> [SET TASK]
Reproduce the data below in full and exclude every picture.

> [ITEMS]
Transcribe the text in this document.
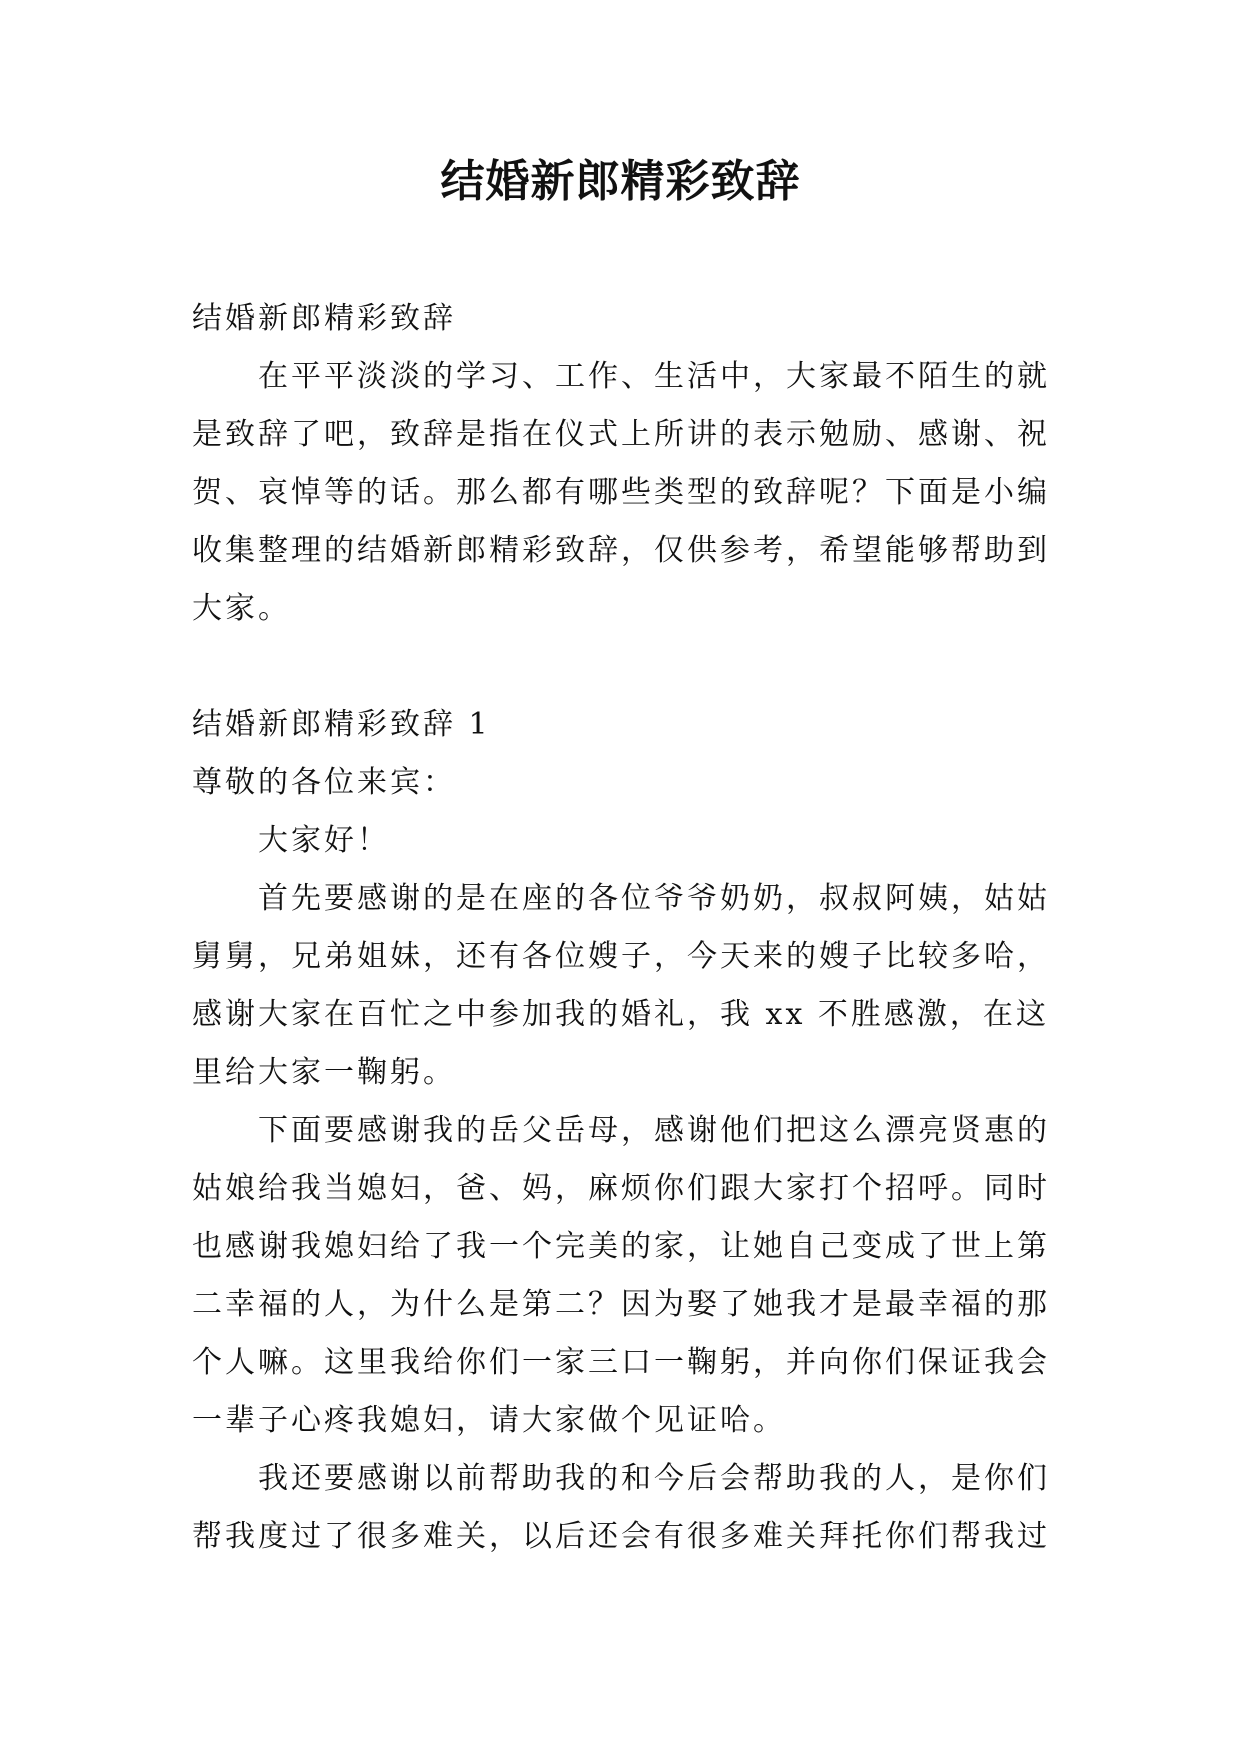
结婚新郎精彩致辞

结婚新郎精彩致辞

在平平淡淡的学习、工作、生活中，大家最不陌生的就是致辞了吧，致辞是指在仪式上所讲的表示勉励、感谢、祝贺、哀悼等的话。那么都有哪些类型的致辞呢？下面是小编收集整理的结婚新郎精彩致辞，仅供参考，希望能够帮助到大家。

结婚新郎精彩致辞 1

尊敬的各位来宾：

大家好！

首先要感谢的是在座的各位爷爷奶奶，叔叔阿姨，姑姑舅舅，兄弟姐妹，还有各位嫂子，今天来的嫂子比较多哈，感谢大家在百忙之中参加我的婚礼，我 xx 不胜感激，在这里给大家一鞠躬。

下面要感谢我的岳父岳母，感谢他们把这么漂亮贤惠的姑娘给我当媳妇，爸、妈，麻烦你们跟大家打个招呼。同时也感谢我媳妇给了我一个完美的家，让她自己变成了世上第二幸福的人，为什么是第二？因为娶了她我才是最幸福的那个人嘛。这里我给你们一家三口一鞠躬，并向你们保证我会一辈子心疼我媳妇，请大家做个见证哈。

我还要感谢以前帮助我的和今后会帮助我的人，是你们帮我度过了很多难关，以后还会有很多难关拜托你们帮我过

> [RESPONSE]
Transcribe the text in this document.
结婚新郎精彩致辞

结婚新郎精彩致辞

在平平淡淡的学习、工作、生活中，大家最不陌生的就是致辞了吧，致辞是指在仪式上所讲的表示勉励、感谢、祝贺、哀悼等的话。那么都有哪些类型的致辞呢？下面是小编收集整理的结婚新郎精彩致辞，仅供参考，希望能够帮助到大家。

结婚新郎精彩致辞 1

尊敬的各位来宾：

大家好！

首先要感谢的是在座的各位爷爷奶奶，叔叔阿姨，姑姑舅舅，兄弟姐妹，还有各位嫂子，今天来的嫂子比较多哈，感谢大家在百忙之中参加我的婚礼，我 xx 不胜感激，在这里给大家一鞠躬。

下面要感谢我的岳父岳母，感谢他们把这么漂亮贤惠的姑娘给我当媳妇，爸、妈，麻烦你们跟大家打个招呼。同时也感谢我媳妇给了我一个完美的家，让她自己变成了世上第二幸福的人，为什么是第二？因为娶了她我才是最幸福的那个人嘛。这里我给你们一家三口一鞠躬，并向你们保证我会一辈子心疼我媳妇，请大家做个见证哈。

我还要感谢以前帮助我的和今后会帮助我的人，是你们帮我度过了很多难关，以后还会有很多难关拜托你们帮我过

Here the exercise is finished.